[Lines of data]
[Start]

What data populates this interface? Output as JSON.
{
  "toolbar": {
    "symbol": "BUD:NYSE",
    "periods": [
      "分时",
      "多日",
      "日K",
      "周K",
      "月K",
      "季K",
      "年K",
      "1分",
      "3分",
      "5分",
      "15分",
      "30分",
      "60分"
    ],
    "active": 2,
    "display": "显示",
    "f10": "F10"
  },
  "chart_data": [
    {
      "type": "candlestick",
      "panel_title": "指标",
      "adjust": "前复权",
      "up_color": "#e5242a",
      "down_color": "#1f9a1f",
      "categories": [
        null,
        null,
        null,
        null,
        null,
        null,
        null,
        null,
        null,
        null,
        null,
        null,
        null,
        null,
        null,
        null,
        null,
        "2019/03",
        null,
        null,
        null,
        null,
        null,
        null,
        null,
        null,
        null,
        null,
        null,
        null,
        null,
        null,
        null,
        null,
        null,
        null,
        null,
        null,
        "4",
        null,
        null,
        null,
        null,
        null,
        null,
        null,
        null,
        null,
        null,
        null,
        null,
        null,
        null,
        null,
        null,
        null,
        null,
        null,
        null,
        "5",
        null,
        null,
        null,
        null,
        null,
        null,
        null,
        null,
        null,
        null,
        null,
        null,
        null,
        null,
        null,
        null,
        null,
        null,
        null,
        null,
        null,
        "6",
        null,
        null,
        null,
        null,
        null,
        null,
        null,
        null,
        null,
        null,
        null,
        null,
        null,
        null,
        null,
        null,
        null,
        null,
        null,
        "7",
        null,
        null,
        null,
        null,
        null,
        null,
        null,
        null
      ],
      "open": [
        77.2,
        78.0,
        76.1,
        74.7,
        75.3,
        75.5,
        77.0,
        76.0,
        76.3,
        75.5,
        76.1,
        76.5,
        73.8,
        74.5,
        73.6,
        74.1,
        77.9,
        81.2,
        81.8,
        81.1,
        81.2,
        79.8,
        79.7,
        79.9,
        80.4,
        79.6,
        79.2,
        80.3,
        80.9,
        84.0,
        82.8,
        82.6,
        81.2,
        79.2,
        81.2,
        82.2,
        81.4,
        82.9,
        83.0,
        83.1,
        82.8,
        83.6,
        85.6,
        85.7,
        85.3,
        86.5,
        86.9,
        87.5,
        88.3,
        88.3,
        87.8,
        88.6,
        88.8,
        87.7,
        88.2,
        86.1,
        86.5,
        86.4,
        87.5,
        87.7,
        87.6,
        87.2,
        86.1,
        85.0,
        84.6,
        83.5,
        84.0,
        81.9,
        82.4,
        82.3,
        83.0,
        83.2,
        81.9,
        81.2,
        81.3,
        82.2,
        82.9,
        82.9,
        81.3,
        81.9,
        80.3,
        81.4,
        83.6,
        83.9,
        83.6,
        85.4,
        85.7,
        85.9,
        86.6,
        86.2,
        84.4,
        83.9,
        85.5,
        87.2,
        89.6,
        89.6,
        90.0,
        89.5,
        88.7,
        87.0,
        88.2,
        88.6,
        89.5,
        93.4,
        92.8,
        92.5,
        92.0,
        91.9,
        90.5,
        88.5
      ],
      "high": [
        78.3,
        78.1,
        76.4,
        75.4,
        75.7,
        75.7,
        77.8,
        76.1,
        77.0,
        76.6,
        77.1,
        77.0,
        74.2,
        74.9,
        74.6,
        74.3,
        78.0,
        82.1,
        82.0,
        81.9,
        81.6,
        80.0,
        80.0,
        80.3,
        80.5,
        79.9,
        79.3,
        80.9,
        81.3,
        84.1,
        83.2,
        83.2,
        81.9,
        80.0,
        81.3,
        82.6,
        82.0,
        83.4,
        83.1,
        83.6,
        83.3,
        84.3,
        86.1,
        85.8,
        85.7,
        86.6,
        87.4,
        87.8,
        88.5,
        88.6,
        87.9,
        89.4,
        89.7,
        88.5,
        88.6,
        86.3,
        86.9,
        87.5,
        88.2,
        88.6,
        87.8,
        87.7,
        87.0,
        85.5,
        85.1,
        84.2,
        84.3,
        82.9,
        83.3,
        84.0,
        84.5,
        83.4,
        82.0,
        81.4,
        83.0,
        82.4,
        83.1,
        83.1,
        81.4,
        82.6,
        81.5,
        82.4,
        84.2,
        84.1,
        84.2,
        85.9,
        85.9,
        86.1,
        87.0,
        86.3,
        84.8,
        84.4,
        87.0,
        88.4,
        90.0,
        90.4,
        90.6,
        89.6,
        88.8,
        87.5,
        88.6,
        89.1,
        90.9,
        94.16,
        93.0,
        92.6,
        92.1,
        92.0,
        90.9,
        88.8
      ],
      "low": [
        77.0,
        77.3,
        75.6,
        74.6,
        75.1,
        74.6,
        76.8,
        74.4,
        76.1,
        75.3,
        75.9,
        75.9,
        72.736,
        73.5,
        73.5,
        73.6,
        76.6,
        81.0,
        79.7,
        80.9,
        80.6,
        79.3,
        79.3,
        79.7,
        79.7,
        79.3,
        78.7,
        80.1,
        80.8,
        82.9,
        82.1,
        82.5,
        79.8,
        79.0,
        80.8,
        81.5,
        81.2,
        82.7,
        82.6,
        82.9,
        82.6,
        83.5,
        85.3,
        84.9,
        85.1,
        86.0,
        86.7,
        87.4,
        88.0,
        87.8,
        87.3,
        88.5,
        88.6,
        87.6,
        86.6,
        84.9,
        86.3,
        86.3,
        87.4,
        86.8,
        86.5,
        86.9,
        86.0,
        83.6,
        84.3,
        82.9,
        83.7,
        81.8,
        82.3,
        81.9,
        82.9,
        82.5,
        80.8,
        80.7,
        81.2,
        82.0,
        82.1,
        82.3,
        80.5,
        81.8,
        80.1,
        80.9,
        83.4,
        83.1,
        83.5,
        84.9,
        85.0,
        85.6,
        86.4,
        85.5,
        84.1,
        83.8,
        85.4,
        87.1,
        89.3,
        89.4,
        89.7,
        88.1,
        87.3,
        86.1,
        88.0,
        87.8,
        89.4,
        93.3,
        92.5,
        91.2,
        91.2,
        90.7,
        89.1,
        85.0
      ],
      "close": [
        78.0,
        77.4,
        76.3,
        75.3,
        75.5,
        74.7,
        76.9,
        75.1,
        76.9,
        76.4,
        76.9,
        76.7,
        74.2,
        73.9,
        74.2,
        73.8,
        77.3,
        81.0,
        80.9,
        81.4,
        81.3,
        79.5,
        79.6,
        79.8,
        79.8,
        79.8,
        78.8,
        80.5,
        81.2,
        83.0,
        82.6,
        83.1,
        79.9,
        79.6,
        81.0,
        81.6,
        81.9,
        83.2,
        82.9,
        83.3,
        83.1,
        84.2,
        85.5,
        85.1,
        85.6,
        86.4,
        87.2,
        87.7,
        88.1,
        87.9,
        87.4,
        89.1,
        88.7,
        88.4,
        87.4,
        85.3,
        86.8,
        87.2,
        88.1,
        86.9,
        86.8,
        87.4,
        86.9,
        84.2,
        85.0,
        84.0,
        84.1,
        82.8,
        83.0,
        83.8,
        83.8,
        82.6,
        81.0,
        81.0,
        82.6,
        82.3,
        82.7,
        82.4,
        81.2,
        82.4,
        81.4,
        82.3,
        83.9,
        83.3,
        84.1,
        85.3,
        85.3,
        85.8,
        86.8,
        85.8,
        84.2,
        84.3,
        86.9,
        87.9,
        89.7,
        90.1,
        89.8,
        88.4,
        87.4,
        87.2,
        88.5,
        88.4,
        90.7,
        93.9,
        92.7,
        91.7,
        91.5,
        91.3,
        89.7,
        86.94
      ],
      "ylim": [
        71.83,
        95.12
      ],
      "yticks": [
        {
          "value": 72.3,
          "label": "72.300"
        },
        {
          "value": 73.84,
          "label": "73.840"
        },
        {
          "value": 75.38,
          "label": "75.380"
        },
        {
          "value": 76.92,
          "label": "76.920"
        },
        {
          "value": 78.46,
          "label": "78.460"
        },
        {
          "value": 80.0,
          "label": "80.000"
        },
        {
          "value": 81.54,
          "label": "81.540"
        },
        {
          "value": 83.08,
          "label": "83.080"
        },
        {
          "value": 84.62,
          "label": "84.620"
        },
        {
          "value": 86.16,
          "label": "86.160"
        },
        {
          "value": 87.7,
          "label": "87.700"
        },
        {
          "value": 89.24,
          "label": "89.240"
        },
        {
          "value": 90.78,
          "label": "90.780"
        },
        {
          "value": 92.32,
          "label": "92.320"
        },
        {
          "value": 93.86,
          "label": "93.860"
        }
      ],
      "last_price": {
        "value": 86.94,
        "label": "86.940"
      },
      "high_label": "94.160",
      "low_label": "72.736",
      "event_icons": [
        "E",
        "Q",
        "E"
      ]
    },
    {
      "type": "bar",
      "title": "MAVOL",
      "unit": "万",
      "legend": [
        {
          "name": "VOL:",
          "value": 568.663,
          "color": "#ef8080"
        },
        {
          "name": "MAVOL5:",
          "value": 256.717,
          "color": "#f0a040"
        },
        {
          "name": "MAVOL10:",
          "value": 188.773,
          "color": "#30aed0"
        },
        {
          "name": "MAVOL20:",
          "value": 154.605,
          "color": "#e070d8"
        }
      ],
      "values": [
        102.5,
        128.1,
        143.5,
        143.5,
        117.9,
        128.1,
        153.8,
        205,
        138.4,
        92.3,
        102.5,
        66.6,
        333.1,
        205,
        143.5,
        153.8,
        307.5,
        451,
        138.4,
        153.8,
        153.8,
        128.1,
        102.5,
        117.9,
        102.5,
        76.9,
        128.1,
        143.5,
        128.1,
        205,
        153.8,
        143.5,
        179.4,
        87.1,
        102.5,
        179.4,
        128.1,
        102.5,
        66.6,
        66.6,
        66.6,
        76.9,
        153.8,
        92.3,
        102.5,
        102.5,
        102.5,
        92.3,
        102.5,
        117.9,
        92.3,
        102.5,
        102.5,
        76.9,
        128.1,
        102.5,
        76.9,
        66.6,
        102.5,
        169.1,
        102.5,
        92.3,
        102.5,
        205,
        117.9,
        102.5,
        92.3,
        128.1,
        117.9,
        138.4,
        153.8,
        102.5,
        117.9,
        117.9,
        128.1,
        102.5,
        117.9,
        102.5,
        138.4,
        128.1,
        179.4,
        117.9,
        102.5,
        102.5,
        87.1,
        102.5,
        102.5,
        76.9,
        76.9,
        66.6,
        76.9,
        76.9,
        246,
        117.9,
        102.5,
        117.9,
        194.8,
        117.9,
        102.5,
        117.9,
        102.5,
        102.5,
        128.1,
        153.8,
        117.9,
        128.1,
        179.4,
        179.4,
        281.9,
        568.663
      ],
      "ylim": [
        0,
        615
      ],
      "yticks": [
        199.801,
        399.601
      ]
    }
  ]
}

[End]

* WHAT YOU SHOULD DO *
Every line containing the string "name" must be listed.

* EXERCISE RESPONSE *
          "name": "VOL:",
          "name": "MAVOL5:",
          "name": "MAVOL10:",
          "name": "MAVOL20:",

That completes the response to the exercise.